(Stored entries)
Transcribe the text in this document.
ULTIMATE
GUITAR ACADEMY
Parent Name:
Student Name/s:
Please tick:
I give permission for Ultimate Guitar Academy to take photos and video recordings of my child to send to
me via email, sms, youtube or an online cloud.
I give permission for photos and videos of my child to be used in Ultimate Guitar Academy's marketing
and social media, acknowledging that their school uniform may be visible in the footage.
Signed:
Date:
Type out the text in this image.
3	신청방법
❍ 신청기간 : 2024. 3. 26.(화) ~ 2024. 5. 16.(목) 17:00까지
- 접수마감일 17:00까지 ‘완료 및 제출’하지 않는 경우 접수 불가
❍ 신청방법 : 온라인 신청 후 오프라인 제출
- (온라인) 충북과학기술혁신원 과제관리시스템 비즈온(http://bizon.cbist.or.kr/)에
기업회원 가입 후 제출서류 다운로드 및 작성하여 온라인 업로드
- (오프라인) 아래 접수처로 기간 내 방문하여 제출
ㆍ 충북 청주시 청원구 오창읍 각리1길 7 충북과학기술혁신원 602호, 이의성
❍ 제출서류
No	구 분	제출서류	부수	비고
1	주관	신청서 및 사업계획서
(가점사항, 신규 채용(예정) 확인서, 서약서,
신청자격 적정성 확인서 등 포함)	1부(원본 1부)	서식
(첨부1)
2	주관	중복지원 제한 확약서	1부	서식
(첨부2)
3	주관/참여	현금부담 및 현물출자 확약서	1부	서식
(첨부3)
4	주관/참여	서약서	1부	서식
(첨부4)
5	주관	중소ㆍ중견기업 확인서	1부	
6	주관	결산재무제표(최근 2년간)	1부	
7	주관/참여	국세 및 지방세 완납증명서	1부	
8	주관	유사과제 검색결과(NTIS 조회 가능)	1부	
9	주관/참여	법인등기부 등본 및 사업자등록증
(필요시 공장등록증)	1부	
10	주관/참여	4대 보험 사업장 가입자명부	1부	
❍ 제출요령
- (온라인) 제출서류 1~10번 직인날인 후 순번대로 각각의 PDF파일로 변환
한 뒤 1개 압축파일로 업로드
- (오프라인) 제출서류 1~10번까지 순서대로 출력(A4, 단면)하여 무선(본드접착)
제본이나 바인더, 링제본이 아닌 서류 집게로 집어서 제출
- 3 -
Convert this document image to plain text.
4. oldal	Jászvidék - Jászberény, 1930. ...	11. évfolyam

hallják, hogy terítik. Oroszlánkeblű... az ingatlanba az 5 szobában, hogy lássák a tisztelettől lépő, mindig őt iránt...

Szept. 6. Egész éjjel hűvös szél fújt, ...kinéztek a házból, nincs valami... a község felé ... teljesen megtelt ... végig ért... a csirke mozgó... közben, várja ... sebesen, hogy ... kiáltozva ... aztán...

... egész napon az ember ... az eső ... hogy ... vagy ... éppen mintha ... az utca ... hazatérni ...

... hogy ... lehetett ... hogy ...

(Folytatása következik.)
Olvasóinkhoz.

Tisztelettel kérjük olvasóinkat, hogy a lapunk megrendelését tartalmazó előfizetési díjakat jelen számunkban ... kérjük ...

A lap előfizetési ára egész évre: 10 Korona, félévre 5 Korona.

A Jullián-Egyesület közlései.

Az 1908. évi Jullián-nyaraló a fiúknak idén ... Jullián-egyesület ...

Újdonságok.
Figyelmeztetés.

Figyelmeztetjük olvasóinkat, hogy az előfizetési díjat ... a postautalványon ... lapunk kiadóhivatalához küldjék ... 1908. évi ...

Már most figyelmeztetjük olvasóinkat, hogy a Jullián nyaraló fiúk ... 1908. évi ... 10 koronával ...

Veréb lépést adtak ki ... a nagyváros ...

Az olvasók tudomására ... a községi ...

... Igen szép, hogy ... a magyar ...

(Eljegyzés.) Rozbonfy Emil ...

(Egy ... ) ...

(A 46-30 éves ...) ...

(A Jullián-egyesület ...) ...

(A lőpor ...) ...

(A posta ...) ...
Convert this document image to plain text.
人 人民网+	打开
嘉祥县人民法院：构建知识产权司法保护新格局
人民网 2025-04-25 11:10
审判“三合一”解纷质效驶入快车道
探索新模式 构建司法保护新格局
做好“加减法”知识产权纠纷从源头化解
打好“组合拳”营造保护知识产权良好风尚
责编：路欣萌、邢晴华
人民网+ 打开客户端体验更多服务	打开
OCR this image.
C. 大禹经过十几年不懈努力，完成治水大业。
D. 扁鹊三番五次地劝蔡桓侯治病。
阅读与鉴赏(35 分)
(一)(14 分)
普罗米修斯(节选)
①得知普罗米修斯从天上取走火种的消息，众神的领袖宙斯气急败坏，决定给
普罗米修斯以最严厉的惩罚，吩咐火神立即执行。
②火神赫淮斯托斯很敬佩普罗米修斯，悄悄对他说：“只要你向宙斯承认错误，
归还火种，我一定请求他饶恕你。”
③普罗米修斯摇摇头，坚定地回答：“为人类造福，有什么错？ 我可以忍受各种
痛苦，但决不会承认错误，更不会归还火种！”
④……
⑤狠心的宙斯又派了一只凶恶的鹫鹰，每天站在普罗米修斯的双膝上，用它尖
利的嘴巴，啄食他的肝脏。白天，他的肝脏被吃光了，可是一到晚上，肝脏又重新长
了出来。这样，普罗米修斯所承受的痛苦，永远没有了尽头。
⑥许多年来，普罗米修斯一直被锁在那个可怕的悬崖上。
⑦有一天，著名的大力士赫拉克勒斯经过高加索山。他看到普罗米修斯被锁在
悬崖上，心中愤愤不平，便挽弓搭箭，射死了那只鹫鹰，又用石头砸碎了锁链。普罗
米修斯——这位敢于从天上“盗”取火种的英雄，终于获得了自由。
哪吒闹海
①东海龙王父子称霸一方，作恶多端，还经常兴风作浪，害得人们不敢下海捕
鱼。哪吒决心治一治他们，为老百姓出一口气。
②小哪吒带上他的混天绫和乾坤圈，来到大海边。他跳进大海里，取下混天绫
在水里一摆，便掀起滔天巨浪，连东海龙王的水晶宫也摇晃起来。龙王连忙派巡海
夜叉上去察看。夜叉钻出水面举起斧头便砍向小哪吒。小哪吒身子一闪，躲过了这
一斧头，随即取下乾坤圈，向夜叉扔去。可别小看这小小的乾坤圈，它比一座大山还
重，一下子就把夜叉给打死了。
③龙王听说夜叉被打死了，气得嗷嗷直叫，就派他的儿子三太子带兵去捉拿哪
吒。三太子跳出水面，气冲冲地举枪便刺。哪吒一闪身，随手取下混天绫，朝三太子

◆ **Work required**
Copy out each line exactly.

◆ **Result**
Transcribe the text in this document.
ULTIMATE
GUITAR ACADEMY
Parent Name:
Student Name/s:
Please tick:
I give permission for Ultimate Guitar Academy to take photos and video recordings of my child to send to
me via email, sms, youtube or an online cloud.
I give permission for photos and videos of my child to be used in Ultimate Guitar Academy's marketing
and social media, acknowledging that their school uniform may be visible in the footage.
Signed:
Date:
Type out the text in this image.
3	신청방법
❍ 신청기간 : 2024. 3. 26.(화) ~ 2024. 5. 16.(목) 17:00까지
- 접수마감일 17:00까지 ‘완료 및 제출’하지 않는 경우 접수 불가
❍ 신청방법 : 온라인 신청 후 오프라인 제출
- (온라인) 충북과학기술혁신원 과제관리시스템 비즈온(http://bizon.cbist.or.kr/)에
기업회원 가입 후 제출서류 다운로드 및 작성하여 온라인 업로드
- (오프라인) 아래 접수처로 기간 내 방문하여 제출
ㆍ 충북 청주시 청원구 오창읍 각리1길 7 충북과학기술혁신원 602호, 이의성
❍ 제출서류
No	구 분	제출서류	부수	비고
1	주관	신청서 및 사업계획서
(가점사항, 신규 채용(예정) 확인서, 서약서,
신청자격 적정성 확인서 등 포함)	1부(원본 1부)	서식
(첨부1)
2	주관	중복지원 제한 확약서	1부	서식
(첨부2)
3	주관/참여	현금부담 및 현물출자 확약서	1부	서식
(첨부3)
4	주관/참여	서약서	1부	서식
(첨부4)
5	주관	중소ㆍ중견기업 확인서	1부	
6	주관	결산재무제표(최근 2년간)	1부	
7	주관/참여	국세 및 지방세 완납증명서	1부	
8	주관	유사과제 검색결과(NTIS 조회 가능)	1부	
9	주관/참여	법인등기부 등본 및 사업자등록증
(필요시 공장등록증)	1부	
10	주관/참여	4대 보험 사업장 가입자명부	1부	
❍ 제출요령
- (온라인) 제출서류 1~10번 직인날인 후 순번대로 각각의 PDF파일로 변환
한 뒤 1개 압축파일로 업로드
- (오프라인) 제출서류 1~10번까지 순서대로 출력(A4, 단면)하여 무선(본드접착)
제본이나 바인더, 링제본이 아닌 서류 집게로 집어서 제출
- 3 -
Convert this document image to plain text.
4. oldal	Jászvidék - Jászberény, 1930. ...	11. évfolyam

hallják, hogy terítik. Oroszlánkeblű... az ingatlanba az 5 szobában, hogy lássák a tisztelettől lépő, mindig őt iránt...

Szept. 6. Egész éjjel hűvös szél fújt, ...kinéztek a házból, nincs valami... a község felé ... teljesen megtelt ... végig ért... a csirke mozgó... közben, várja ... sebesen, hogy ... kiáltozva ... aztán...

... egész napon az ember ... az eső ... hogy ... vagy ... éppen mintha ... az utca ... hazatérni ...

... hogy ... lehetett ... hogy ...

(Folytatása következik.)
Olvasóinkhoz.

Tisztelettel kérjük olvasóinkat, hogy a lapunk megrendelését tartalmazó előfizetési díjakat jelen számunkban ... kérjük ...

A lap előfizetési ára egész évre: 10 Korona, félévre 5 Korona.

A Jullián-Egyesület közlései.

Az 1908. évi Jullián-nyaraló a fiúknak idén ... Jullián-egyesület ...

Újdonságok.
Figyelmeztetés.

Figyelmeztetjük olvasóinkat, hogy az előfizetési díjat ... a postautalványon ... lapunk kiadóhivatalához küldjék ... 1908. évi ...

Már most figyelmeztetjük olvasóinkat, hogy a Jullián nyaraló fiúk ... 1908. évi ... 10 koronával ...

Veréb lépést adtak ki ... a nagyváros ...

Az olvasók tudomására ... a községi ...

... Igen szép, hogy ... a magyar ...

(Eljegyzés.) Rozbonfy Emil ...

(Egy ... ) ...

(A 46-30 éves ...) ...

(A Jullián-egyesület ...) ...

(A lőpor ...) ...

(A posta ...) ...
Convert this document image to plain text.
人 人民网+	打开
嘉祥县人民法院：构建知识产权司法保护新格局
人民网 2025-04-25 11:10
审判“三合一”解纷质效驶入快车道
探索新模式 构建司法保护新格局
做好“加减法”知识产权纠纷从源头化解
打好“组合拳”营造保护知识产权良好风尚
责编：路欣萌、邢晴华
人民网+ 打开客户端体验更多服务	打开
OCR this image.
C. 大禹经过十几年不懈努力，完成治水大业。
D. 扁鹊三番五次地劝蔡桓侯治病。
阅读与鉴赏(35 分)
(一)(14 分)
普罗米修斯(节选)
①得知普罗米修斯从天上取走火种的消息，众神的领袖宙斯气急败坏，决定给
普罗米修斯以最严厉的惩罚，吩咐火神立即执行。
②火神赫淮斯托斯很敬佩普罗米修斯，悄悄对他说：“只要你向宙斯承认错误，
归还火种，我一定请求他饶恕你。”
③普罗米修斯摇摇头，坚定地回答：“为人类造福，有什么错？ 我可以忍受各种
痛苦，但决不会承认错误，更不会归还火种！”
④……
⑤狠心的宙斯又派了一只凶恶的鹫鹰，每天站在普罗米修斯的双膝上，用它尖
利的嘴巴，啄食他的肝脏。白天，他的肝脏被吃光了，可是一到晚上，肝脏又重新长
了出来。这样，普罗米修斯所承受的痛苦，永远没有了尽头。
⑥许多年来，普罗米修斯一直被锁在那个可怕的悬崖上。
⑦有一天，著名的大力士赫拉克勒斯经过高加索山。他看到普罗米修斯被锁在
悬崖上，心中愤愤不平，便挽弓搭箭，射死了那只鹫鹰，又用石头砸碎了锁链。普罗
米修斯——这位敢于从天上“盗”取火种的英雄，终于获得了自由。
哪吒闹海
①东海龙王父子称霸一方，作恶多端，还经常兴风作浪，害得人们不敢下海捕
鱼。哪吒决心治一治他们，为老百姓出一口气。
②小哪吒带上他的混天绫和乾坤圈，来到大海边。他跳进大海里，取下混天绫
在水里一摆，便掀起滔天巨浪，连东海龙王的水晶宫也摇晃起来。龙王连忙派巡海
夜叉上去察看。夜叉钻出水面举起斧头便砍向小哪吒。小哪吒身子一闪，躲过了这
一斧头，随即取下乾坤圈，向夜叉扔去。可别小看这小小的乾坤圈，它比一座大山还
重，一下子就把夜叉给打死了。
③龙王听说夜叉被打死了，气得嗷嗷直叫，就派他的儿子三太子带兵去捉拿哪
吒。三太子跳出水面，气冲冲地举枪便刺。哪吒一闪身，随手取下混天绫，朝三太子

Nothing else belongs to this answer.